(Objective) Reproduce the listing below in full, replacing every occurrence of "mag-lat-line" with "magnetic-latitude-line" and leaving everything else unchanged.
·····
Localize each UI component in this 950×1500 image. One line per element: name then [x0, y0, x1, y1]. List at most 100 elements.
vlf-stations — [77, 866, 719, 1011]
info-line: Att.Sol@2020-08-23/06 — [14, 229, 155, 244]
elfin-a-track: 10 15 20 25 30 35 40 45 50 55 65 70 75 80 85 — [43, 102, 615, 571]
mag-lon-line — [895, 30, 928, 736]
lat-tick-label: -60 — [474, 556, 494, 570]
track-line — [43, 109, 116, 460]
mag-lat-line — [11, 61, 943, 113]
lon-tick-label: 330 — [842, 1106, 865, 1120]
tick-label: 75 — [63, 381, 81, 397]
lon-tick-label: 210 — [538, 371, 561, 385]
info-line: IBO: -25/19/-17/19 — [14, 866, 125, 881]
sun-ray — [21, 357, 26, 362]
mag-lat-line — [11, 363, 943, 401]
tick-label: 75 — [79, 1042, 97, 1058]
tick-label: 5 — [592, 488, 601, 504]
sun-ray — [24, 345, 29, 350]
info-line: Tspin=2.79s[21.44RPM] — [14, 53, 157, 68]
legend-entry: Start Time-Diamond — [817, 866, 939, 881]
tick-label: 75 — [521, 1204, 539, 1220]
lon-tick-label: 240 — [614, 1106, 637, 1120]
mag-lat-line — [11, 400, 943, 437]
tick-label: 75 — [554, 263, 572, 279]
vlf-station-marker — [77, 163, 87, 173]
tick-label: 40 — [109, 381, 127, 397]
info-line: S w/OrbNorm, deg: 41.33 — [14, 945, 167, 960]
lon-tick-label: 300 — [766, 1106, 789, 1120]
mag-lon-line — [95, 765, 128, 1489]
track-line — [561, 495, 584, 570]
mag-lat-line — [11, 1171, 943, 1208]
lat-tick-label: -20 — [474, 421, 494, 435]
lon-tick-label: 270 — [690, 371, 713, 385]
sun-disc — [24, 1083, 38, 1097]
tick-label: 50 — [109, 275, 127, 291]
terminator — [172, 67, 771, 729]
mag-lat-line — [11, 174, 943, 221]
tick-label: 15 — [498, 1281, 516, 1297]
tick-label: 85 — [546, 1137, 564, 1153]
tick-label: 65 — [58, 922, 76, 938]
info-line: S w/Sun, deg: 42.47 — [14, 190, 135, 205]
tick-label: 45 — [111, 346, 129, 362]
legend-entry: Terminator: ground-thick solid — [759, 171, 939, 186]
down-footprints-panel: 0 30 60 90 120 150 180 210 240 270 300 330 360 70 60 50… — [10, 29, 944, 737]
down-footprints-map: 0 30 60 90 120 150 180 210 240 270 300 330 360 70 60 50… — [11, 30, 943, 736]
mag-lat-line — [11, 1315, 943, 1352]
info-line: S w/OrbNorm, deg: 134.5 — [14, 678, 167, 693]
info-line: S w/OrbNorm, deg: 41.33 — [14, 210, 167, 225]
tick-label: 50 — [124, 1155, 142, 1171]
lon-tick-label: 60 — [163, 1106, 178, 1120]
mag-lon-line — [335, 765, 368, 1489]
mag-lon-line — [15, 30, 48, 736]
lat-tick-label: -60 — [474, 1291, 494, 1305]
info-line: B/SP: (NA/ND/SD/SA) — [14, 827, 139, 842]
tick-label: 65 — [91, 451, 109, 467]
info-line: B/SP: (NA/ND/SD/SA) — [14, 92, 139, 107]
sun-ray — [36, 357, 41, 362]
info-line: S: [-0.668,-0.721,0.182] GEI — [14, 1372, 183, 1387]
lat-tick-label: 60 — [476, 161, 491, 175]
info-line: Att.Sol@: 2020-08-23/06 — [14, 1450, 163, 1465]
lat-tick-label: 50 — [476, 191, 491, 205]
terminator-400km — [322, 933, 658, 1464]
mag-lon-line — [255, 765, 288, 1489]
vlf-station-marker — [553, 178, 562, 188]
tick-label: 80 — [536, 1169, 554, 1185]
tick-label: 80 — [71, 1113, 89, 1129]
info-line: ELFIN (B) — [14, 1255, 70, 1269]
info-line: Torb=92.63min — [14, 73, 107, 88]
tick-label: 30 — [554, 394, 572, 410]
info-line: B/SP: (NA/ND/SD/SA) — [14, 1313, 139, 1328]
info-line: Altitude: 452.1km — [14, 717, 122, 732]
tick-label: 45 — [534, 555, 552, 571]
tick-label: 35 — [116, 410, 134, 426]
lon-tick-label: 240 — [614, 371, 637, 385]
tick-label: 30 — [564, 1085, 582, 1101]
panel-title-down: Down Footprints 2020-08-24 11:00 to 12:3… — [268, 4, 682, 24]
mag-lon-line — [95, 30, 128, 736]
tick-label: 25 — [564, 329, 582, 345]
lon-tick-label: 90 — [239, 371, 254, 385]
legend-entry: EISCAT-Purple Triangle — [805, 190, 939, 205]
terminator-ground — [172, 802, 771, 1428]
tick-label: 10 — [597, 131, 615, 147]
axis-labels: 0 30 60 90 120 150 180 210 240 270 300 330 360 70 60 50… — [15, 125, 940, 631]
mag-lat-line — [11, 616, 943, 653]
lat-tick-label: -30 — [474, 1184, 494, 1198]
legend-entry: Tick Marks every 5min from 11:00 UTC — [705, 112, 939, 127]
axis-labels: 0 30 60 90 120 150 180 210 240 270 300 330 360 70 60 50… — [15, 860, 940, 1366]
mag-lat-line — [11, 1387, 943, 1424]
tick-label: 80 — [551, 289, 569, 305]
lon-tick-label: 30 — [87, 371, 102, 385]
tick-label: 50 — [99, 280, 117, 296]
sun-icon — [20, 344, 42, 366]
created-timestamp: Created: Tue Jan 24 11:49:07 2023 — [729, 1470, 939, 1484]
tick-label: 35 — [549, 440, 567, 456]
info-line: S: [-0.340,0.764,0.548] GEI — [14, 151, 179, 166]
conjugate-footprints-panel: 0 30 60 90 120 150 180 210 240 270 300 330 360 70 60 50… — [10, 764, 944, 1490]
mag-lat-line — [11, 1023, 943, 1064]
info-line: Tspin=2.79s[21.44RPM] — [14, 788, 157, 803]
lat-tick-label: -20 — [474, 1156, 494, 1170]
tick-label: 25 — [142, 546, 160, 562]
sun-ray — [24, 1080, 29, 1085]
·····
(Result for this task)
Localize each UI component in this 950×1500 image. One line per element: name then [x0, y0, x1, y1]. List at most 100 elements.
vlf-stations — [77, 866, 719, 1011]
info-line: Att.Sol@2020-08-23/06 — [14, 229, 155, 244]
elfin-a-track: 10 15 20 25 30 35 40 45 50 55 65 70 75 80 85 — [43, 102, 615, 571]
mag-lon-line — [895, 30, 928, 736]
lat-tick-label: -60 — [474, 556, 494, 570]
track-line — [43, 109, 116, 460]
magnetic-latitude-line — [11, 61, 943, 113]
lon-tick-label: 330 — [842, 1106, 865, 1120]
tick-label: 75 — [63, 381, 81, 397]
lon-tick-label: 210 — [538, 371, 561, 385]
info-line: IBO: -25/19/-17/19 — [14, 866, 125, 881]
sun-ray — [21, 357, 26, 362]
magnetic-latitude-line — [11, 363, 943, 401]
tick-label: 75 — [79, 1042, 97, 1058]
tick-label: 5 — [592, 488, 601, 504]
sun-ray — [24, 345, 29, 350]
info-line: Tspin=2.79s[21.44RPM] — [14, 53, 157, 68]
legend-entry: Start Time-Diamond — [817, 866, 939, 881]
tick-label: 75 — [521, 1204, 539, 1220]
lon-tick-label: 240 — [614, 1106, 637, 1120]
magnetic-latitude-line — [11, 400, 943, 437]
tick-label: 75 — [554, 263, 572, 279]
vlf-station-marker — [77, 163, 87, 173]
tick-label: 40 — [109, 381, 127, 397]
info-line: S w/OrbNorm, deg: 41.33 — [14, 945, 167, 960]
lon-tick-label: 300 — [766, 1106, 789, 1120]
mag-lon-line — [95, 765, 128, 1489]
track-line — [561, 495, 584, 570]
magnetic-latitude-line — [11, 1171, 943, 1208]
lat-tick-label: -20 — [474, 421, 494, 435]
lon-tick-label: 270 — [690, 371, 713, 385]
sun-disc — [24, 1083, 38, 1097]
tick-label: 50 — [109, 275, 127, 291]
terminator — [172, 67, 771, 729]
magnetic-latitude-line — [11, 174, 943, 221]
tick-label: 15 — [498, 1281, 516, 1297]
tick-label: 85 — [546, 1137, 564, 1153]
tick-label: 65 — [58, 922, 76, 938]
info-line: S w/Sun, deg: 42.47 — [14, 190, 135, 205]
tick-label: 45 — [111, 346, 129, 362]
legend-entry: Terminator: ground-thick solid — [759, 171, 939, 186]
down-footprints-panel: 0 30 60 90 120 150 180 210 240 270 300 330 360 70 60 50… — [10, 29, 944, 737]
down-footprints-map: 0 30 60 90 120 150 180 210 240 270 300 330 360 70 60 50… — [11, 30, 943, 736]
magnetic-latitude-line — [11, 1315, 943, 1352]
info-line: S w/OrbNorm, deg: 134.5 — [14, 678, 167, 693]
info-line: S w/OrbNorm, deg: 41.33 — [14, 210, 167, 225]
tick-label: 50 — [124, 1155, 142, 1171]
lon-tick-label: 60 — [163, 1106, 178, 1120]
mag-lon-line — [335, 765, 368, 1489]
mag-lon-line — [15, 30, 48, 736]
lat-tick-label: -60 — [474, 1291, 494, 1305]
info-line: B/SP: (NA/ND/SD/SA) — [14, 827, 139, 842]
tick-label: 65 — [91, 451, 109, 467]
info-line: B/SP: (NA/ND/SD/SA) — [14, 92, 139, 107]
sun-ray — [36, 357, 41, 362]
info-line: S: [-0.668,-0.721,0.182] GEI — [14, 1372, 183, 1387]
lat-tick-label: 60 — [476, 161, 491, 175]
info-line: Att.Sol@: 2020-08-23/06 — [14, 1450, 163, 1465]
lat-tick-label: 50 — [476, 191, 491, 205]
terminator-400km — [322, 933, 658, 1464]
mag-lon-line — [255, 765, 288, 1489]
vlf-station-marker — [553, 178, 562, 188]
tick-label: 80 — [536, 1169, 554, 1185]
tick-label: 80 — [71, 1113, 89, 1129]
info-line: ELFIN (B) — [14, 1255, 70, 1269]
info-line: Torb=92.63min — [14, 73, 107, 88]
tick-label: 30 — [554, 394, 572, 410]
info-line: B/SP: (NA/ND/SD/SA) — [14, 1313, 139, 1328]
info-line: Altitude: 452.1km — [14, 717, 122, 732]
tick-label: 45 — [534, 555, 552, 571]
tick-label: 35 — [116, 410, 134, 426]
lon-tick-label: 240 — [614, 371, 637, 385]
tick-label: 30 — [564, 1085, 582, 1101]
panel-title-down: Down Footprints 2020-08-24 11:00 to 12:3… — [268, 4, 682, 24]
mag-lon-line — [95, 30, 128, 736]
tick-label: 25 — [564, 329, 582, 345]
lon-tick-label: 90 — [239, 371, 254, 385]
legend-entry: EISCAT-Purple Triangle — [805, 190, 939, 205]
terminator-ground — [172, 802, 771, 1428]
tick-label: 10 — [597, 131, 615, 147]
axis-labels: 0 30 60 90 120 150 180 210 240 270 300 330 360 70 60 50… — [15, 125, 940, 631]
magnetic-latitude-line — [11, 616, 943, 653]
lat-tick-label: -30 — [474, 1184, 494, 1198]
legend-entry: Tick Marks every 5min from 11:00 UTC — [705, 112, 939, 127]
axis-labels: 0 30 60 90 120 150 180 210 240 270 300 330 360 70 60 50… — [15, 860, 940, 1366]
magnetic-latitude-line — [11, 1387, 943, 1424]
tick-label: 80 — [551, 289, 569, 305]
lon-tick-label: 30 — [87, 371, 102, 385]
tick-label: 50 — [99, 280, 117, 296]
sun-icon — [20, 344, 42, 366]
created-timestamp: Created: Tue Jan 24 11:49:07 2023 — [729, 1470, 939, 1484]
tick-label: 35 — [549, 440, 567, 456]
info-line: S: [-0.340,0.764,0.548] GEI — [14, 151, 179, 166]
conjugate-footprints-panel: 0 30 60 90 120 150 180 210 240 270 300 330 360 70 60 50… — [10, 764, 944, 1490]
magnetic-latitude-line — [11, 1023, 943, 1064]
info-line: Tspin=2.79s[21.44RPM] — [14, 788, 157, 803]
lat-tick-label: -20 — [474, 1156, 494, 1170]
tick-label: 25 — [142, 546, 160, 562]
sun-ray — [24, 1080, 29, 1085]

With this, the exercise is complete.